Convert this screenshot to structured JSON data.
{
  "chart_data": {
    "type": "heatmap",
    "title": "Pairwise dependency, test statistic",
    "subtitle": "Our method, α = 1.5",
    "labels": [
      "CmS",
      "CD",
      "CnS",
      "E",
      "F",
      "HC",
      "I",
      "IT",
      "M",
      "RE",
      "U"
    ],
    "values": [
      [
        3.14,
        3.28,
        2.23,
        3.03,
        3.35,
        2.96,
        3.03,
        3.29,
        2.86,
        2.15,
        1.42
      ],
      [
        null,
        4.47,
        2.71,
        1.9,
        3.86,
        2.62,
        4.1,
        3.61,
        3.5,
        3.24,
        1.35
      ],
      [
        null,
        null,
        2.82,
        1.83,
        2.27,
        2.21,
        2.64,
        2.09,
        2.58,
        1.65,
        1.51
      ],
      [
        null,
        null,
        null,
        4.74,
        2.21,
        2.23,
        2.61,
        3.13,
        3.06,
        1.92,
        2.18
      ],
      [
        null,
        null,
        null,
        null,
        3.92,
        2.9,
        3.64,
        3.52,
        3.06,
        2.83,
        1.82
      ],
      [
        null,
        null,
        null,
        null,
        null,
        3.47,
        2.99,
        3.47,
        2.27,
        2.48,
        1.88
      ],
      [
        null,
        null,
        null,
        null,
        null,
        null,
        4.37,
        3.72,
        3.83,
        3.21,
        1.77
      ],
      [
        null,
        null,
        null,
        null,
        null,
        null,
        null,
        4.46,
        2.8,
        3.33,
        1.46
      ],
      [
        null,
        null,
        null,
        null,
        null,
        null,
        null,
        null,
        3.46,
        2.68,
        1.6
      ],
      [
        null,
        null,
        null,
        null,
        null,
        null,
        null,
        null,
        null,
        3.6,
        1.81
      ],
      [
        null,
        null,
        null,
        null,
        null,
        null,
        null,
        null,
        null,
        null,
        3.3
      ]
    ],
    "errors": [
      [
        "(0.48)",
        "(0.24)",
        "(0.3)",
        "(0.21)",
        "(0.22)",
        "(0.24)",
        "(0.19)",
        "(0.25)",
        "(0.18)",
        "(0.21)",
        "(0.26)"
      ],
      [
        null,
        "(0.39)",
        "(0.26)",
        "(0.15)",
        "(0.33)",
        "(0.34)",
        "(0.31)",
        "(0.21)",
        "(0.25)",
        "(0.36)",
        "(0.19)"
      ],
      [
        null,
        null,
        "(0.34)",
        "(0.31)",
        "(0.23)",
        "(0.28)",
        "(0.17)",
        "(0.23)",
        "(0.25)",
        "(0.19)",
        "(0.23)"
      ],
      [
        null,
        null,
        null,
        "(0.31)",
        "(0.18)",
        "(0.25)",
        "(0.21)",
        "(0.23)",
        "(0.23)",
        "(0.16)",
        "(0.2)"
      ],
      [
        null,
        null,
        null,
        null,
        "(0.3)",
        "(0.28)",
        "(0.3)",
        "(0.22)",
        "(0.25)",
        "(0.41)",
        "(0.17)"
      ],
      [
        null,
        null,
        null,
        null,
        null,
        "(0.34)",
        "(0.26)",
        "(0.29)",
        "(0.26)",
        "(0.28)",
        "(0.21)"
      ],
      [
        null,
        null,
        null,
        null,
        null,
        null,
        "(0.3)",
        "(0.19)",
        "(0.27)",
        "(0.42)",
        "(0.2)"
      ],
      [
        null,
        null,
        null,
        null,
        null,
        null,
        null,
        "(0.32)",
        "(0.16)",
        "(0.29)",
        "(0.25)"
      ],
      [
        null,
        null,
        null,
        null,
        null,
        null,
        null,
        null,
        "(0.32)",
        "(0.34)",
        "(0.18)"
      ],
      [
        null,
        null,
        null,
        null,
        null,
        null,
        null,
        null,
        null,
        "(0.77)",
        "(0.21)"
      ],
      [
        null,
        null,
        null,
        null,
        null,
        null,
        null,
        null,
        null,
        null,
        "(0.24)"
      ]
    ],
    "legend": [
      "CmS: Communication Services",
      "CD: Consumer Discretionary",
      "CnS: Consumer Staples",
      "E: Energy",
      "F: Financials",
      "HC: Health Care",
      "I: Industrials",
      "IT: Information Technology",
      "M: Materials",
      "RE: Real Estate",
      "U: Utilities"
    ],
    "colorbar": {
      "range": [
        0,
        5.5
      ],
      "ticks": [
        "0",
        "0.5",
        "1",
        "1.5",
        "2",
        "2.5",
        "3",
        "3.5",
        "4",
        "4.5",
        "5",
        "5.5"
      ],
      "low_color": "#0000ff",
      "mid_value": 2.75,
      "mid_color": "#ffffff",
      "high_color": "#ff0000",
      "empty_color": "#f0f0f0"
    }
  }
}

::::

**TASK GOAL**
List all lines where "Consumer" occurs.

**REPLY TO THE TASK**
      "CD: Consumer Discretionary",
      "CnS: Consumer Staples",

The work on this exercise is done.